_What you will do_.
In the listing, rewrite the lines from the one containing "box-row: (po.ly)(a.mi.de)ja 95.7%" through the one containing "point-c2 xyxy=(515,148,525,158)", changing every "leq-symbol" to "less-or-equal" and leaving everything else as it is. Return only those lines.

_Records for the exercise_.
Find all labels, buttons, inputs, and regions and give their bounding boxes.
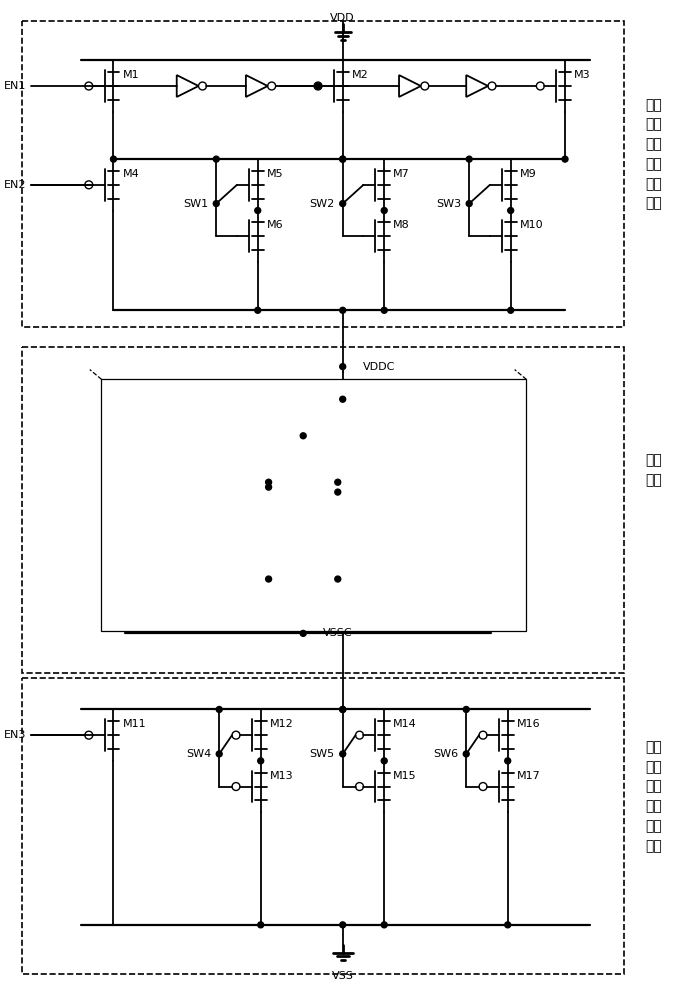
Circle shape: [339, 706, 346, 712]
Text: SW6: SW6: [433, 749, 458, 759]
Circle shape: [213, 156, 219, 162]
Circle shape: [463, 706, 469, 712]
Text: M8: M8: [393, 220, 410, 230]
Circle shape: [217, 751, 222, 757]
Circle shape: [213, 201, 219, 207]
Circle shape: [381, 922, 387, 928]
Bar: [22, 678, 624, 974]
Circle shape: [339, 706, 346, 712]
Text: M16: M16: [516, 719, 540, 729]
Text: M2: M2: [352, 70, 368, 80]
Text: SW3: SW3: [436, 199, 461, 209]
Circle shape: [301, 433, 306, 439]
Circle shape: [266, 576, 272, 582]
Text: SW4: SW4: [186, 749, 211, 759]
Circle shape: [466, 156, 472, 162]
Circle shape: [217, 706, 222, 712]
Circle shape: [466, 201, 472, 207]
Text: SW1: SW1: [183, 199, 208, 209]
Circle shape: [507, 208, 514, 213]
Circle shape: [505, 922, 511, 928]
Text: M5: M5: [266, 169, 283, 179]
Text: M13: M13: [270, 771, 293, 781]
Text: EN1: EN1: [4, 81, 27, 91]
Text: M7: M7: [393, 169, 410, 179]
Text: 存储: 存储: [645, 740, 663, 754]
Text: SW2: SW2: [309, 199, 335, 209]
Text: EN3: EN3: [4, 730, 27, 740]
Text: 阵列: 阵列: [645, 118, 663, 132]
Text: M11: M11: [122, 719, 146, 729]
Text: EN2: EN2: [4, 180, 27, 190]
Text: 地端: 地端: [645, 780, 663, 794]
Text: M12: M12: [270, 719, 294, 729]
Circle shape: [266, 479, 272, 485]
Circle shape: [335, 489, 341, 495]
Text: VDDC: VDDC: [363, 362, 395, 372]
Text: M14: M14: [393, 719, 417, 729]
Circle shape: [339, 751, 346, 757]
Circle shape: [111, 156, 117, 162]
Bar: [148, 419, 494, 612]
Text: 模块: 模块: [645, 839, 663, 853]
Text: M1: M1: [122, 70, 139, 80]
Text: M10: M10: [520, 220, 543, 230]
Circle shape: [381, 758, 387, 764]
Text: 电压: 电压: [645, 799, 663, 813]
Text: 控制: 控制: [645, 819, 663, 833]
Circle shape: [335, 479, 341, 485]
Text: 模块: 模块: [645, 197, 663, 211]
Circle shape: [257, 922, 264, 928]
Circle shape: [505, 758, 511, 764]
Text: M15: M15: [393, 771, 417, 781]
Circle shape: [339, 156, 346, 162]
Circle shape: [339, 364, 346, 370]
Circle shape: [339, 922, 346, 928]
Text: SW5: SW5: [309, 749, 335, 759]
Text: M4: M4: [122, 169, 139, 179]
Circle shape: [315, 83, 321, 89]
Circle shape: [301, 630, 306, 636]
Circle shape: [339, 201, 346, 207]
Circle shape: [507, 307, 514, 313]
Text: 电源: 电源: [645, 137, 663, 151]
Circle shape: [339, 396, 346, 402]
Bar: [124, 399, 510, 622]
Circle shape: [255, 208, 261, 213]
Text: 存储: 存储: [645, 453, 663, 467]
Circle shape: [562, 156, 568, 162]
Text: 电压: 电压: [645, 157, 663, 171]
Text: 阵列: 阵列: [645, 473, 663, 487]
Text: M9: M9: [520, 169, 536, 179]
Text: VSS: VSS: [332, 971, 354, 981]
Text: VSSC: VSSC: [323, 628, 352, 638]
Circle shape: [335, 576, 341, 582]
Bar: [136, 409, 502, 617]
Circle shape: [339, 307, 346, 313]
Text: VDD: VDD: [331, 13, 355, 23]
Circle shape: [255, 307, 261, 313]
Circle shape: [381, 208, 387, 213]
Circle shape: [381, 307, 387, 313]
Circle shape: [339, 156, 346, 162]
Text: 控制: 控制: [645, 177, 663, 191]
Text: 阵列: 阵列: [645, 760, 663, 774]
Circle shape: [463, 751, 469, 757]
Text: M3: M3: [574, 70, 591, 80]
Text: 存储: 存储: [645, 98, 663, 112]
Bar: [113, 389, 518, 626]
Bar: [22, 347, 624, 673]
Bar: [22, 21, 624, 327]
Text: M17: M17: [516, 771, 540, 781]
Circle shape: [257, 758, 264, 764]
Text: M6: M6: [266, 220, 283, 230]
Circle shape: [266, 484, 272, 490]
Bar: [100, 379, 525, 631]
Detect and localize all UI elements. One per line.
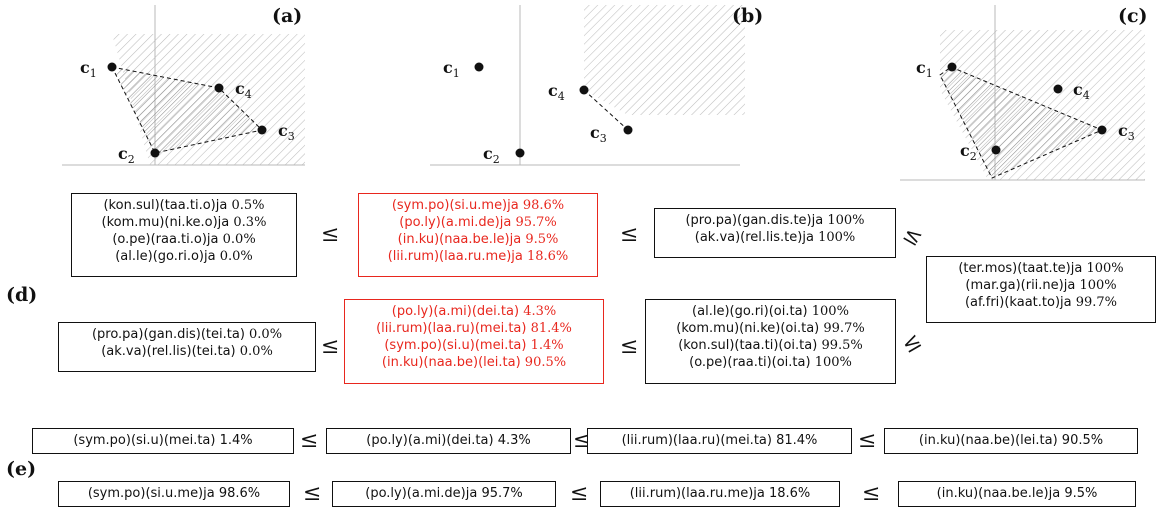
box-row: (po.ly)(a.mi.de)ja 95.7% xyxy=(399,215,557,230)
label-c3: c3 xyxy=(1118,121,1135,143)
point-c4 xyxy=(214,83,224,93)
box-row: (kon.sul)(taa.ti)(oi.ta) 99.5% xyxy=(678,338,863,353)
box-row: (mar.ga)(rii.ne)ja 100% xyxy=(965,278,1117,293)
box-row: (kom.mu)(ni.ke.o)ja 0.3% xyxy=(101,215,267,230)
d-top-box-1: (kon.sul)(taa.ti.o)ja 0.5% (kom.mu)(ni.k… xyxy=(71,193,297,277)
leq-symbol: ≤ xyxy=(303,481,322,506)
leq-symbol: ≤ xyxy=(570,481,589,506)
leq-symbol: ≤ xyxy=(321,222,340,247)
box-row: (lii.rum)(laa.ru.me)ja 18.6% xyxy=(387,249,569,264)
point-c1 xyxy=(474,62,484,72)
leq-symbol: ≤ xyxy=(300,428,319,453)
panel-label-a: (a) xyxy=(272,5,302,27)
box-row: (sym.po)(si.u)(mei.ta) 1.4% xyxy=(384,338,564,353)
point-c2 xyxy=(991,145,1001,155)
d-top-box-2-highlighted: (sym.po)(si.u.me)ja 98.6% (po.ly)(a.mi.d… xyxy=(358,193,598,277)
box-row: (po.ly)(a.mi)(dei.ta) 4.3% xyxy=(391,304,557,319)
leq-symbol: ≤ xyxy=(858,428,877,453)
e-row1-box-4: (in.ku)(naa.be)(lei.ta) 90.5% xyxy=(884,428,1138,454)
e-row1-box-3: (lii.rum)(laa.ru)(mei.ta) 81.4% xyxy=(587,428,852,454)
box-row: (o.pe)(raa.ti.o)ja 0.0% xyxy=(112,232,256,247)
box-row: (ak.va)(rel.lis.te)ja 100% xyxy=(694,230,856,245)
box-row: (pro.pa)(gan.dis)(tei.ta) 0.0% xyxy=(91,327,283,342)
leq-symbol: ≤ xyxy=(321,334,340,359)
panel-label-b: (b) xyxy=(732,5,763,27)
box-row: (ak.va)(rel.lis)(tei.ta) 0.0% xyxy=(101,344,273,359)
box-row: (o.pe)(raa.ti)(oi.ta) 100% xyxy=(689,355,852,370)
box-row: (al.le)(go.ri)(oi.ta) 100% xyxy=(692,304,849,319)
label-c2: c2 xyxy=(960,141,977,163)
leq-symbol: ≤ xyxy=(620,222,639,247)
label-c4: c4 xyxy=(548,81,565,103)
panel-label-e: (e) xyxy=(6,458,37,480)
point-c2 xyxy=(150,148,160,158)
dashed-edge xyxy=(583,89,629,131)
point-c2 xyxy=(515,148,525,158)
box-row: (lii.rum)(laa.ru)(mei.ta) 81.4% xyxy=(376,321,572,336)
e-row2-box-2: (po.ly)(a.mi.de)ja 95.7% xyxy=(332,481,556,507)
leq-symbol-rotated: ≤ xyxy=(897,328,927,360)
d-bottom-box-1: (pro.pa)(gan.dis)(tei.ta) 0.0% (ak.va)(r… xyxy=(58,322,316,372)
label-c2: c2 xyxy=(118,144,135,166)
box-row: (af.fri)(kaat.to)ja 99.7% xyxy=(964,295,1118,310)
convex-hull xyxy=(939,66,1104,179)
panel-c: c1 c2 c3 c4 (c) xyxy=(900,5,1148,181)
label-c1: c1 xyxy=(443,58,460,80)
label-c1: c1 xyxy=(916,58,933,80)
d-top-box-3: (pro.pa)(gan.dis.te)ja 100% (ak.va)(rel.… xyxy=(654,208,896,258)
label-c4: c4 xyxy=(235,79,252,101)
box-row: (kom.mu)(ni.ke)(oi.ta) 99.7% xyxy=(676,321,865,336)
d-bottom-box-3: (al.le)(go.ri)(oi.ta) 100% (kom.mu)(ni.k… xyxy=(645,299,896,384)
leq-symbol: ≤ xyxy=(862,481,881,506)
leq-symbol: ≤ xyxy=(573,428,592,453)
e-row2-box-1: (sym.po)(si.u.me)ja 98.6% xyxy=(58,481,290,507)
box-row: (ter.mos)(taat.te)ja 100% xyxy=(958,261,1124,276)
point-c1 xyxy=(107,62,117,72)
box-row: (pro.pa)(gan.dis.te)ja 100% xyxy=(685,213,865,228)
hatched-cone-region xyxy=(584,5,745,115)
leq-symbol: ≤ xyxy=(620,334,639,359)
panel-b: c1 c2 c3 c4 (b) xyxy=(430,5,763,166)
label-c3: c3 xyxy=(278,121,295,143)
panel-label-c: (c) xyxy=(1118,5,1148,27)
box-row: (sym.po)(si.u.me)ja 98.6% xyxy=(391,198,565,213)
leq-symbol-rotated: ≤ xyxy=(898,221,927,253)
d-right-box: (ter.mos)(taat.te)ja 100% (mar.ga)(rii.n… xyxy=(926,256,1156,323)
panel-label-d: (d) xyxy=(6,284,38,306)
label-c3: c3 xyxy=(590,123,607,145)
point-c3 xyxy=(257,125,267,135)
point-c3 xyxy=(1097,125,1107,135)
e-row2-box-4: (in.ku)(naa.be.le)ja 9.5% xyxy=(898,481,1136,507)
e-row1-box-1: (sym.po)(si.u)(mei.ta) 1.4% xyxy=(32,428,294,454)
point-c1 xyxy=(947,62,957,72)
box-row: (al.le)(go.ri.o)ja 0.0% xyxy=(115,249,253,264)
label-c2: c2 xyxy=(483,144,500,166)
d-bottom-box-2-highlighted: (po.ly)(a.mi)(dei.ta) 4.3% (lii.rum)(laa… xyxy=(344,299,604,384)
panel-a: c1 c2 c3 c4 (a) xyxy=(62,5,305,166)
point-c3 xyxy=(623,125,633,135)
label-c4: c4 xyxy=(1073,80,1090,102)
label-c1: c1 xyxy=(80,58,97,80)
box-row: (kon.sul)(taa.ti.o)ja 0.5% xyxy=(103,198,265,213)
point-c4 xyxy=(1053,84,1063,94)
geometry-panels: c1 c2 c3 c4 (a) c1 c2 c3 c4 (b) xyxy=(62,5,1148,181)
box-row: (in.ku)(naa.be)(lei.ta) 90.5% xyxy=(381,355,567,370)
box-row: (in.ku)(naa.be.le)ja 9.5% xyxy=(397,232,559,247)
e-row2-box-3: (lii.rum)(laa.ru.me)ja 18.6% xyxy=(600,481,840,507)
e-row1-box-2: (po.ly)(a.mi)(dei.ta) 4.3% xyxy=(326,428,571,454)
point-c4 xyxy=(579,85,589,95)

_Solution to the problem_.
box-row: (po.ly)(a.mi.de)ja 95.7% xyxy=(399,215,557,230)
label-c3: c3 xyxy=(1118,121,1135,143)
point-c4 xyxy=(214,83,224,93)
box-row: (kon.sul)(taa.ti)(oi.ta) 99.5% xyxy=(678,338,863,353)
box-row: (mar.ga)(rii.ne)ja 100% xyxy=(965,278,1117,293)
box-row: (kom.mu)(ni.ke.o)ja 0.3% xyxy=(101,215,267,230)
d-top-box-1: (kon.sul)(taa.ti.o)ja 0.5% (kom.mu)(ni.k… xyxy=(71,193,297,277)
less-or-equal: ≤ xyxy=(303,481,322,506)
less-or-equal: ≤ xyxy=(570,481,589,506)
less-or-equal: ≤ xyxy=(321,222,340,247)
box-row: (lii.rum)(laa.ru.me)ja 18.6% xyxy=(387,249,569,264)
point-c1 xyxy=(474,62,484,72)
less-or-equal: ≤ xyxy=(300,428,319,453)
panel-label-a: (a) xyxy=(272,5,302,27)
box-row: (sym.po)(si.u)(mei.ta) 1.4% xyxy=(384,338,564,353)
point-c2 xyxy=(991,145,1001,155)
d-top-box-2-highlighted: (sym.po)(si.u.me)ja 98.6% (po.ly)(a.mi.d… xyxy=(358,193,598,277)
box-row: (po.ly)(a.mi)(dei.ta) 4.3% xyxy=(391,304,557,319)
less-or-equal: ≤ xyxy=(858,428,877,453)
e-row1-box-4: (in.ku)(naa.be)(lei.ta) 90.5% xyxy=(884,428,1138,454)
e-row1-box-3: (lii.rum)(laa.ru)(mei.ta) 81.4% xyxy=(587,428,852,454)
box-row: (o.pe)(raa.ti.o)ja 0.0% xyxy=(112,232,256,247)
box-row: (ak.va)(rel.lis.te)ja 100% xyxy=(694,230,856,245)
box-row: (pro.pa)(gan.dis)(tei.ta) 0.0% xyxy=(91,327,283,342)
less-or-equal: ≤ xyxy=(321,334,340,359)
panel-label-b: (b) xyxy=(732,5,763,27)
box-row: (ak.va)(rel.lis)(tei.ta) 0.0% xyxy=(101,344,273,359)
box-row: (o.pe)(raa.ti)(oi.ta) 100% xyxy=(689,355,852,370)
box-row: (al.le)(go.ri)(oi.ta) 100% xyxy=(692,304,849,319)
label-c2: c2 xyxy=(960,141,977,163)
less-or-equal: ≤ xyxy=(620,222,639,247)
label-c4: c4 xyxy=(548,81,565,103)
panel-label-e: (e) xyxy=(6,458,37,480)
point-c2 xyxy=(150,148,160,158)
dashed-edge xyxy=(583,89,629,131)
point-c2 xyxy=(515,148,525,158)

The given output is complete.